== Data records ==

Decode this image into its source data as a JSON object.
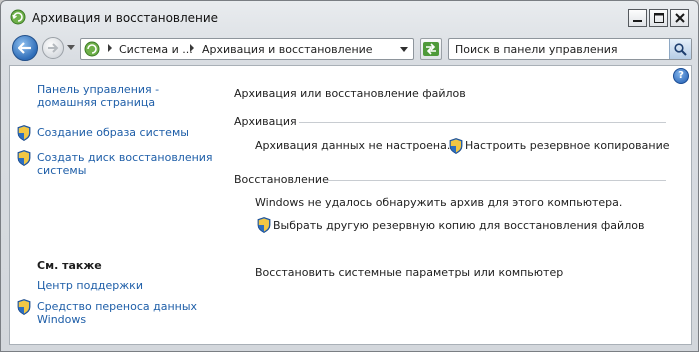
{
  "window": {
    "title": "Архивация и восстановление"
  },
  "address": {
    "crumbs": [
      "Система и ...",
      "Архивация и восстановление"
    ]
  },
  "search": {
    "placeholder": "Поиск в панели управления"
  },
  "sidebar": {
    "home_link": [
      "Панель управления -",
      "домашняя страница"
    ],
    "tasks": [
      {
        "label": [
          "Создание образа системы"
        ],
        "icon": "shield-icon"
      },
      {
        "label": [
          "Создать диск восстановления",
          "системы"
        ],
        "icon": "shield-icon"
      }
    ],
    "see_also_heading": "См. также",
    "see_also": [
      {
        "label": [
          "Центр поддержки"
        ],
        "icon": null
      },
      {
        "label": [
          "Средство переноса данных",
          "Windows"
        ],
        "icon": "shield-icon"
      }
    ]
  },
  "main": {
    "title": "Архивация или восстановление файлов",
    "backup": {
      "heading": "Архивация",
      "status": "Архивация данных не настроена.",
      "setup_link": "Настроить резервное копирование"
    },
    "restore": {
      "heading": "Восстановление",
      "status": "Windows не удалось обнаружить архив для этого компьютера.",
      "choose_link": "Выбрать другую резервную копию для восстановления файлов",
      "recover_link": "Восстановить системные параметры или компьютер"
    }
  },
  "colors": {
    "link": "#1e5ea8",
    "content_bg": "#ffffff"
  }
}
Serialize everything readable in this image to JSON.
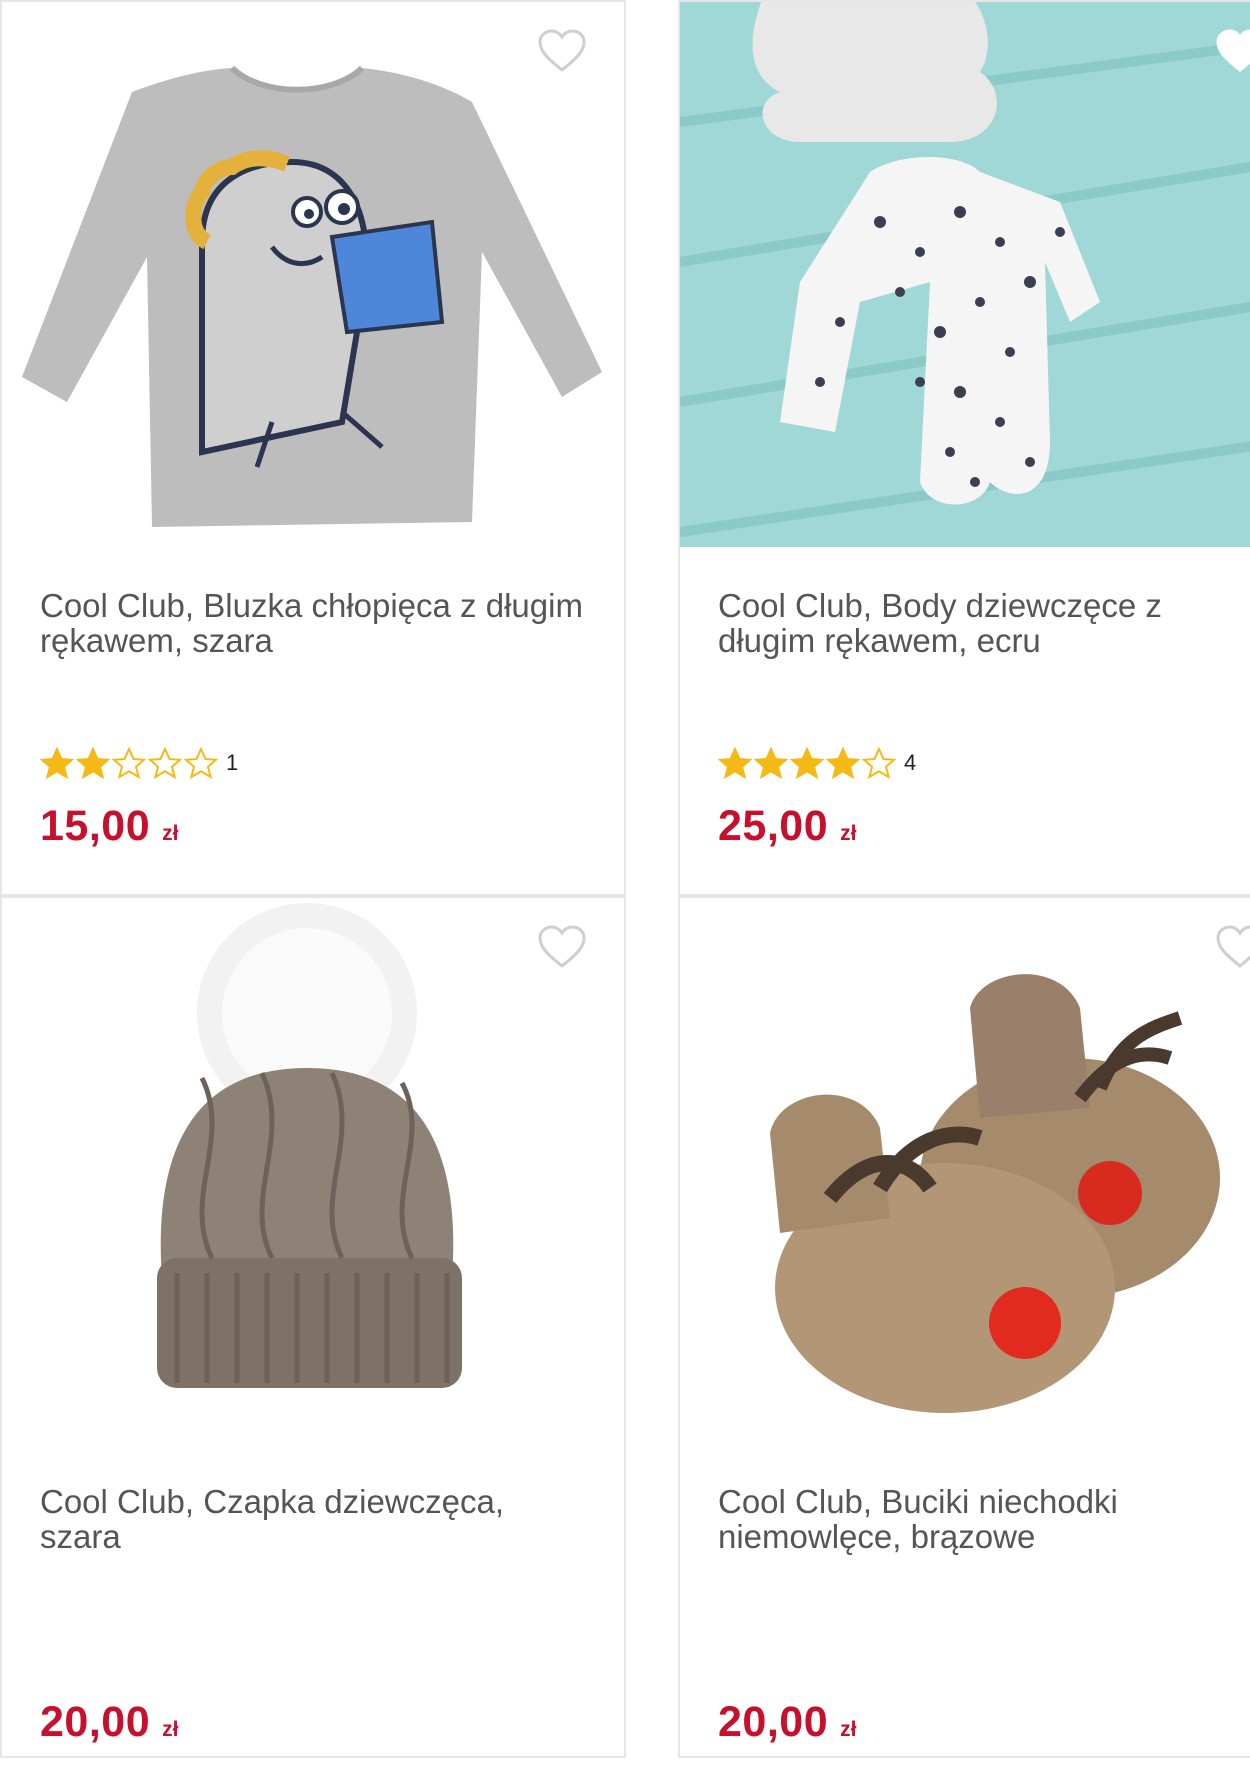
{
  "colors": {
    "price": "#c8102e",
    "star": "#f5b915",
    "border": "#e6e6e6"
  },
  "products": [
    {
      "title": "Cool Club, Bluzka chłopięca z długim rękawem, szara",
      "rating": 2,
      "rating_count": "1",
      "price": "15,00",
      "currency": "zł",
      "image": "grey-long-sleeve-shirt-with-dinosaur-reading-book"
    },
    {
      "title": "Cool Club, Body dziewczęce z długim rękawem, ecru",
      "rating": 4,
      "rating_count": "4",
      "price": "25,00",
      "currency": "zł",
      "image": "white-dotted-baby-bodysuit-on-mint-blanket"
    },
    {
      "title": "Cool Club, Czapka dziewczęca, szara",
      "price": "20,00",
      "currency": "zł",
      "image": "grey-knit-beanie-with-white-pompom"
    },
    {
      "title": "Cool Club, Buciki niechodki niemowlęce, brązowe",
      "price": "20,00",
      "currency": "zł",
      "image": "brown-reindeer-baby-slippers"
    }
  ],
  "icons": {
    "favorite": "heart-outline-icon",
    "star_full": "star-filled-icon",
    "star_empty": "star-outline-icon"
  }
}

== TASK TO COMPLETE ==
Give the count of lines in the data shown above that contain "outline", and nothing else.

== EXPECTED ANSWER ==
2